Without the pictures, set down every line of the data exactly.

┌──

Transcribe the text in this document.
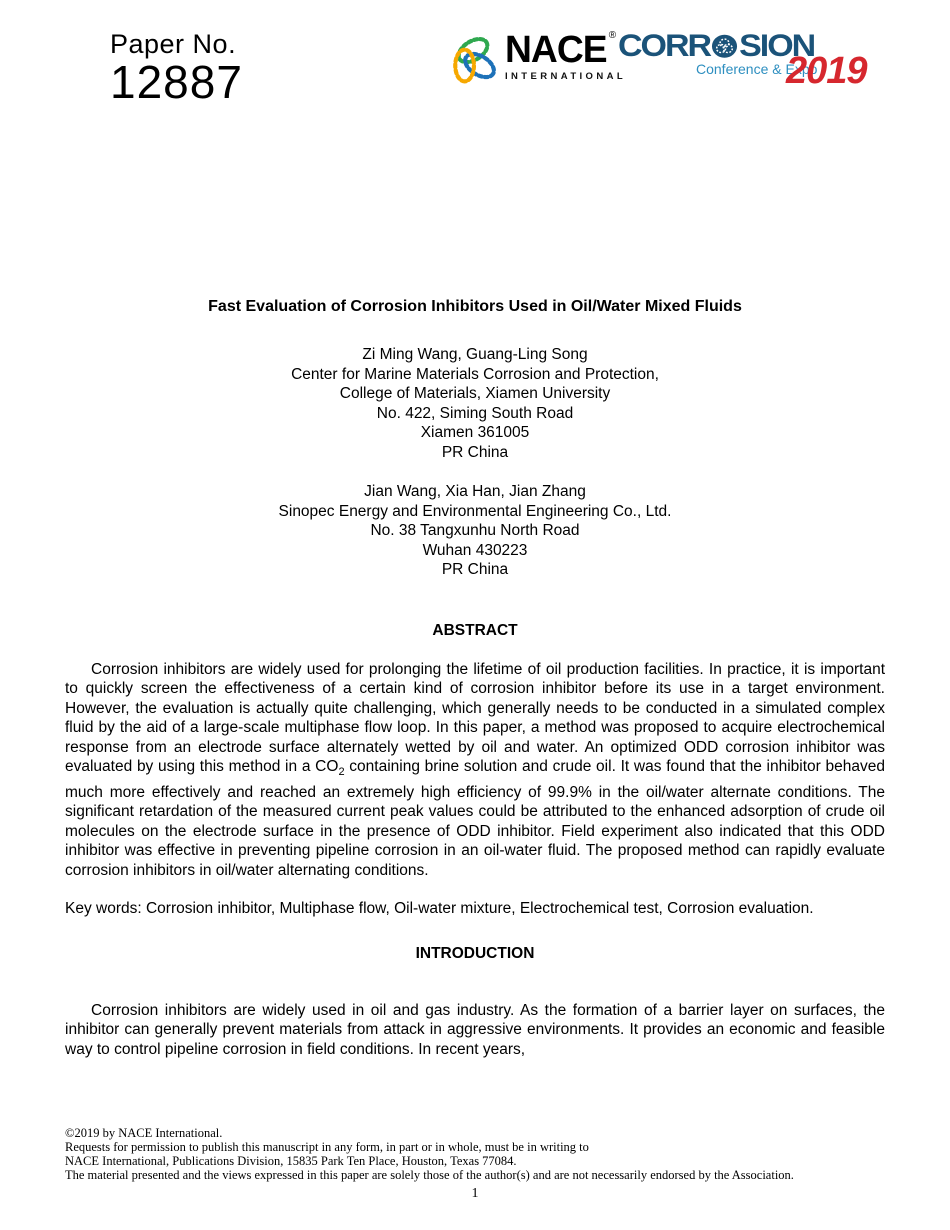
Paper No.
12887
NACE ®
INTERNATIONAL
CORR SION
Conference & Expo
2019
Fast Evaluation of Corrosion Inhibitors Used in Oil/Water Mixed Fluids
Zi Ming Wang, Guang-Ling Song
Center for Marine Materials Corrosion and Protection,
College of Materials, Xiamen University
No. 422, Siming South Road
Xiamen 361005
PR China
Jian Wang, Xia Han, Jian Zhang
Sinopec Energy and Environmental Engineering Co., Ltd.
No. 38 Tangxunhu North Road
Wuhan 430223
PR China
ABSTRACT

Corrosion inhibitors are widely used for prolonging the lifetime of oil production facilities. In practice, it is important to quickly screen the effectiveness of a certain kind of corrosion inhibitor before its use in a target environment. However, the evaluation is actually quite challenging, which generally needs to be conducted in a simulated complex fluid by the aid of a large-scale multiphase flow loop. In this paper, a method was proposed to acquire electrochemical response from an electrode surface alternately wetted by oil and water. An optimized ODD corrosion inhibitor was evaluated by using this method in a $CO_2$ containing brine solution and crude oil. It was found that the inhibitor behaved much more effectively and reached an extremely high efficiency of 99.9% in the oil/water alternate conditions. The significant retardation of the measured current peak values could be attributed to the enhanced adsorption of crude oil molecules on the electrode surface in the presence of ODD inhibitor. Field experiment also indicated that this ODD inhibitor was effective in preventing pipeline corrosion in an oil-water fluid. The proposed method can rapidly evaluate corrosion inhibitors in oil/water alternating conditions.

Key words: Corrosion inhibitor, Multiphase flow, Oil-water mixture, Electrochemical test, Corrosion evaluation.

INTRODUCTION

Corrosion inhibitors are widely used in oil and gas industry. As the formation of a barrier layer on surfaces, the inhibitor can generally prevent materials from attack in aggressive environments. It provides an economic and feasible way to control pipeline corrosion in field conditions. In recent years,

©2019 by NACE International.
Requests for permission to publish this manuscript in any form, in part or in whole, must be in writing to
NACE International, Publications Division, 15835 Park Ten Place, Houston, Texas 77084.
The material presented and the views expressed in this paper are solely those of the author(s) and are not necessarily endorsed by the Association.
1
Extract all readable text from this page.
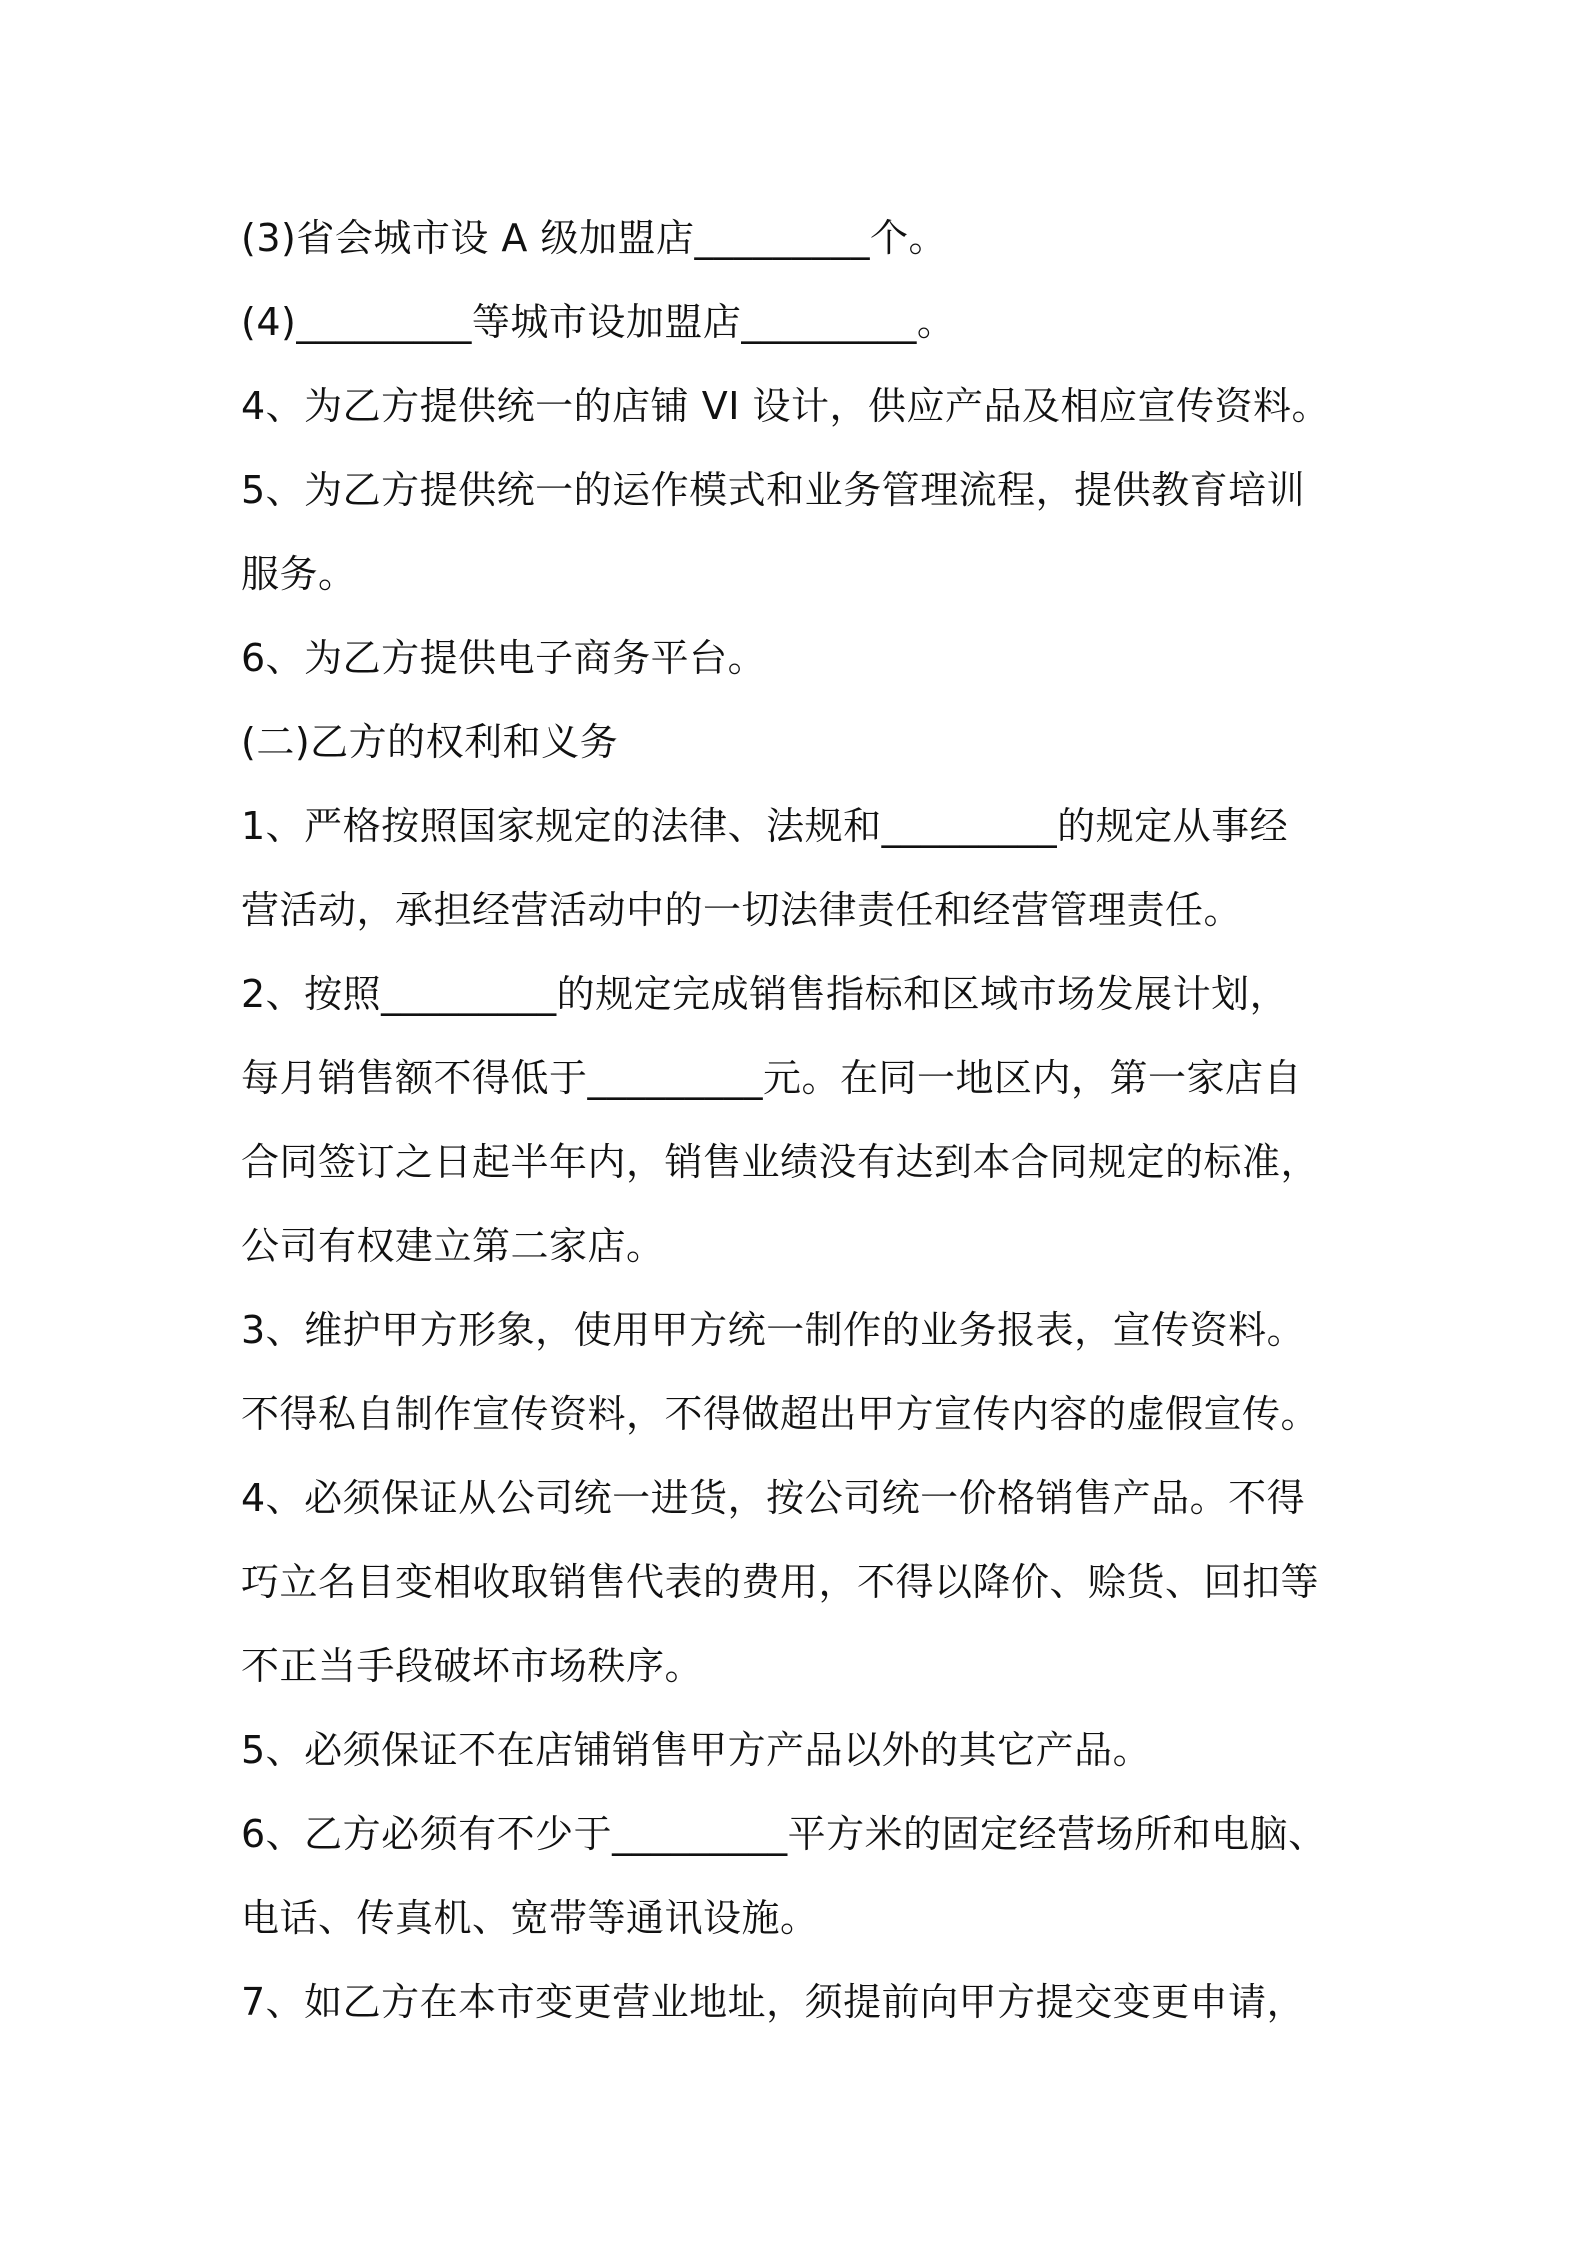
(3)省会城市设 A 级加盟店_________个。
(4)_________等城市设加盟店_________。
4、为乙方提供统一的店铺 VI 设计，供应产品及相应宣传资料。
5、为乙方提供统一的运作模式和业务管理流程，提供教育培训
服务。
6、为乙方提供电子商务平台。
(二)乙方的权利和义务
1、严格按照国家规定的法律、法规和_________的规定从事经
营活动，承担经营活动中的一切法律责任和经营管理责任。
2、按照_________的规定完成销售指标和区域市场发展计划，
每月销售额不得低于_________元。在同一地区内，第一家店自
合同签订之日起半年内，销售业绩没有达到本合同规定的标准，
公司有权建立第二家店。
3、维护甲方形象，使用甲方统一制作的业务报表，宣传资料。
不得私自制作宣传资料，不得做超出甲方宣传内容的虚假宣传。
4、必须保证从公司统一进货，按公司统一价格销售产品。不得
巧立名目变相收取销售代表的费用，不得以降价、赊货、回扣等
不正当手段破坏市场秩序。
5、必须保证不在店铺销售甲方产品以外的其它产品。
6、乙方必须有不少于_________平方米的固定经营场所和电脑、
电话、传真机、宽带等通讯设施。
7、如乙方在本市变更营业地址，须提前向甲方提交变更申请，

└──

## COMPLETE ANSWER
Transcribe the text in this document.
Paper No.
12887
NACE ®
INTERNATIONAL
CORR SION
Conference & Expo
2019
Fast Evaluation of Corrosion Inhibitors Used in Oil/Water Mixed Fluids
Zi Ming Wang, Guang-Ling Song
Center for Marine Materials Corrosion and Protection,
College of Materials, Xiamen University
No. 422, Siming South Road
Xiamen 361005
PR China
Jian Wang, Xia Han, Jian Zhang
Sinopec Energy and Environmental Engineering Co., Ltd.
No. 38 Tangxunhu North Road
Wuhan 430223
PR China
ABSTRACT

Corrosion inhibitors are widely used for prolonging the lifetime of oil production facilities. In practice, it is important to quickly screen the effectiveness of a certain kind of corrosion inhibitor before its use in a target environment. However, the evaluation is actually quite challenging, which generally needs to be conducted in a simulated complex fluid by the aid of a large-scale multiphase flow loop. In this paper, a method was proposed to acquire electrochemical response from an electrode surface alternately wetted by oil and water. An optimized ODD corrosion inhibitor was evaluated by using this method in a $CO_2$ containing brine solution and crude oil. It was found that the inhibitor behaved much more effectively and reached an extremely high efficiency of 99.9% in the oil/water alternate conditions. The significant retardation of the measured current peak values could be attributed to the enhanced adsorption of crude oil molecules on the electrode surface in the presence of ODD inhibitor. Field experiment also indicated that this ODD inhibitor was effective in preventing pipeline corrosion in an oil-water fluid. The proposed method can rapidly evaluate corrosion inhibitors in oil/water alternating conditions.

Key words: Corrosion inhibitor, Multiphase flow, Oil-water mixture, Electrochemical test, Corrosion evaluation.

INTRODUCTION

Corrosion inhibitors are widely used in oil and gas industry. As the formation of a barrier layer on surfaces, the inhibitor can generally prevent materials from attack in aggressive environments. It provides an economic and feasible way to control pipeline corrosion in field conditions. In recent years,

©2019 by NACE International.
Requests for permission to publish this manuscript in any form, in part or in whole, must be in writing to
NACE International, Publications Division, 15835 Park Ten Place, Houston, Texas 77084.
The material presented and the views expressed in this paper are solely those of the author(s) and are not necessarily endorsed by the Association.
1
Extract all readable text from this page.
(3)省会城市设 A 级加盟店_________个。
(4)_________等城市设加盟店_________。
4、为乙方提供统一的店铺 VI 设计，供应产品及相应宣传资料。
5、为乙方提供统一的运作模式和业务管理流程，提供教育培训
服务。
6、为乙方提供电子商务平台。
(二)乙方的权利和义务
1、严格按照国家规定的法律、法规和_________的规定从事经
营活动，承担经营活动中的一切法律责任和经营管理责任。
2、按照_________的规定完成销售指标和区域市场发展计划，
每月销售额不得低于_________元。在同一地区内，第一家店自
合同签订之日起半年内，销售业绩没有达到本合同规定的标准，
公司有权建立第二家店。
3、维护甲方形象，使用甲方统一制作的业务报表，宣传资料。
不得私自制作宣传资料，不得做超出甲方宣传内容的虚假宣传。
4、必须保证从公司统一进货，按公司统一价格销售产品。不得
巧立名目变相收取销售代表的费用，不得以降价、赊货、回扣等
不正当手段破坏市场秩序。
5、必须保证不在店铺销售甲方产品以外的其它产品。
6、乙方必须有不少于_________平方米的固定经营场所和电脑、
电话、传真机、宽带等通讯设施。
7、如乙方在本市变更营业地址，须提前向甲方提交变更申请，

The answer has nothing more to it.